Given request =
Copy the entries below word for word, starting at the first line and ending after the line that contains "table-cell[interactable]: 243,70 [290, 284, 343, 322]".
□ □ □ □ □ □ □
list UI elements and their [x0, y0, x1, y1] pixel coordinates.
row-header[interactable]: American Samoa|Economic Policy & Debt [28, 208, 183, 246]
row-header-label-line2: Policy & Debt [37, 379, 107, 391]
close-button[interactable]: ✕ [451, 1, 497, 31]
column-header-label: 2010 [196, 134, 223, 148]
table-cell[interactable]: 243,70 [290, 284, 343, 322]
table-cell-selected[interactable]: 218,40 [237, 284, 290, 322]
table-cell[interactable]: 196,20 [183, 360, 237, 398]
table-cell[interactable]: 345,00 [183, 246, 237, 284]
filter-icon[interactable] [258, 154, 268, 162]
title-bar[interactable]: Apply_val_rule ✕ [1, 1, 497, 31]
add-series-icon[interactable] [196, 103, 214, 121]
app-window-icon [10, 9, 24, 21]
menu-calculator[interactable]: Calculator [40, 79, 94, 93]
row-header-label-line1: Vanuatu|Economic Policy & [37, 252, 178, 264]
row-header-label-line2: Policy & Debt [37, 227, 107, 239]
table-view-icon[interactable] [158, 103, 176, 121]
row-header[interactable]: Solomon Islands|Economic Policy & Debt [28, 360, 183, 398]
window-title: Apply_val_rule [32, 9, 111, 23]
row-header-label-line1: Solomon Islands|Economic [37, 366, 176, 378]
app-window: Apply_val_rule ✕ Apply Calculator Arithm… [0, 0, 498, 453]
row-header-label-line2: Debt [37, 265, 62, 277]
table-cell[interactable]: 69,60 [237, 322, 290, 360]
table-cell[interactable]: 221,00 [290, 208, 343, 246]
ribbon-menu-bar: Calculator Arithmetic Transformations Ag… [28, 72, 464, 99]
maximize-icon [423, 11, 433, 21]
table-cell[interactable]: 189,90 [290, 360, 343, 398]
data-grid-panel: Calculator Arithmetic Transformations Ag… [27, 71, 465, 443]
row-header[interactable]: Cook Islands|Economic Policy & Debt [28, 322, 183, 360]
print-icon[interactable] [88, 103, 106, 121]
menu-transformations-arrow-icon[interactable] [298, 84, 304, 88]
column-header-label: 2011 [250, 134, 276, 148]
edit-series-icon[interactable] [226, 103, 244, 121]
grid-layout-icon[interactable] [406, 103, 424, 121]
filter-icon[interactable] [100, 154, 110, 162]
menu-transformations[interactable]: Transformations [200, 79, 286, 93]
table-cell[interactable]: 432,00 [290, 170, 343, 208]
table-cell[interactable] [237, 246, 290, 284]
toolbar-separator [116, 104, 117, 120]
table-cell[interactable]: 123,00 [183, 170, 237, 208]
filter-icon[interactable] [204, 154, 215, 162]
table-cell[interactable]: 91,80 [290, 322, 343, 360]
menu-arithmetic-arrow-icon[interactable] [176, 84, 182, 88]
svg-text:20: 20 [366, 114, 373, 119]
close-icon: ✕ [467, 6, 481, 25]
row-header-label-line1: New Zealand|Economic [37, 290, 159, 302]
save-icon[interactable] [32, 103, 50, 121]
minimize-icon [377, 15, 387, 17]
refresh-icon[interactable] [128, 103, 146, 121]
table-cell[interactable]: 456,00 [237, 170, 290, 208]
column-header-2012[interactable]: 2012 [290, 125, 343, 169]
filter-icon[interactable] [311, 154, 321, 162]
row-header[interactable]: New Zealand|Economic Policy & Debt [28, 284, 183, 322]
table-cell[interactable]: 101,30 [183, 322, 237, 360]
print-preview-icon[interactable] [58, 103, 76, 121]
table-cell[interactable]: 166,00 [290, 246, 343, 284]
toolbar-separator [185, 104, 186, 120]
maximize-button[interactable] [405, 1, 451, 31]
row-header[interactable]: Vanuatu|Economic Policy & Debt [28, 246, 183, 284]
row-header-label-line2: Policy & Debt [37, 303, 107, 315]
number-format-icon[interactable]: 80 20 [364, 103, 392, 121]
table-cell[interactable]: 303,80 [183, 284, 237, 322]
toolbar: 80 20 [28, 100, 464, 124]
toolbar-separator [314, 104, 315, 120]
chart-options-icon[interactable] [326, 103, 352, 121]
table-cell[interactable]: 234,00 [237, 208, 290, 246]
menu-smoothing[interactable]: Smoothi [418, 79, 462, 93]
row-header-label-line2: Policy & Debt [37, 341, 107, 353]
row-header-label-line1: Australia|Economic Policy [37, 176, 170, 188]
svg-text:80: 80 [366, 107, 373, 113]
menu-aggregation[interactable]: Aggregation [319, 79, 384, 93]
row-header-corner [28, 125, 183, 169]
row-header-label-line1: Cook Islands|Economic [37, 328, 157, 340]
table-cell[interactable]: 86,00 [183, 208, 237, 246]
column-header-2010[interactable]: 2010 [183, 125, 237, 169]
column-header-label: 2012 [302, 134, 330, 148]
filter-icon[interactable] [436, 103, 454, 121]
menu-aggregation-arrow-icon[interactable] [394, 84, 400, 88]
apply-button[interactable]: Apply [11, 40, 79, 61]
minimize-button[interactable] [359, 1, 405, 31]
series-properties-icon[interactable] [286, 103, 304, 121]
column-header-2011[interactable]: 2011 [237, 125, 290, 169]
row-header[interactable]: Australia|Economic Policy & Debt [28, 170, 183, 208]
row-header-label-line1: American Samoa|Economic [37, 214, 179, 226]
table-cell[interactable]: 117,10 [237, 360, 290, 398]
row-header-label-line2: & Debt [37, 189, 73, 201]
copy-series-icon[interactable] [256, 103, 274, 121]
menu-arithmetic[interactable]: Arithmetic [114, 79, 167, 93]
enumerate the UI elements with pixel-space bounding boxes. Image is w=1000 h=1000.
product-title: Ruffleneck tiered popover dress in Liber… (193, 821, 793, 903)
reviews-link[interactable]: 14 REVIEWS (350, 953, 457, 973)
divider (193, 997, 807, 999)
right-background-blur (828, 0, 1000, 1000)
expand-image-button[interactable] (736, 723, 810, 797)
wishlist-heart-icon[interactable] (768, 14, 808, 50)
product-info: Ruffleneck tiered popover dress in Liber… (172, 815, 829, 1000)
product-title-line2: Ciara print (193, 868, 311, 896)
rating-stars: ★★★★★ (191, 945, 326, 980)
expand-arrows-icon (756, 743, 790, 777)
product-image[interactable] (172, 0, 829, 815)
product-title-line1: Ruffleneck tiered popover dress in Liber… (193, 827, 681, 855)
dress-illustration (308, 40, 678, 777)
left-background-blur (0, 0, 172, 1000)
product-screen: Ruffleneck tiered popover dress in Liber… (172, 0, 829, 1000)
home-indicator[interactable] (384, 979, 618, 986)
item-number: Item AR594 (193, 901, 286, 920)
□ □ □ □ □ □ □
Solution for this exercise =
list UI elements and their [x0, y0, x1, y1] pixel coordinates.
row-header[interactable]: American Samoa|Economic Policy & Debt [28, 208, 183, 246]
row-header-label-line2: Policy & Debt [37, 379, 107, 391]
close-button[interactable]: ✕ [451, 1, 497, 31]
column-header-label: 2010 [196, 134, 223, 148]
table-cell[interactable]: 243,70 [290, 284, 343, 322]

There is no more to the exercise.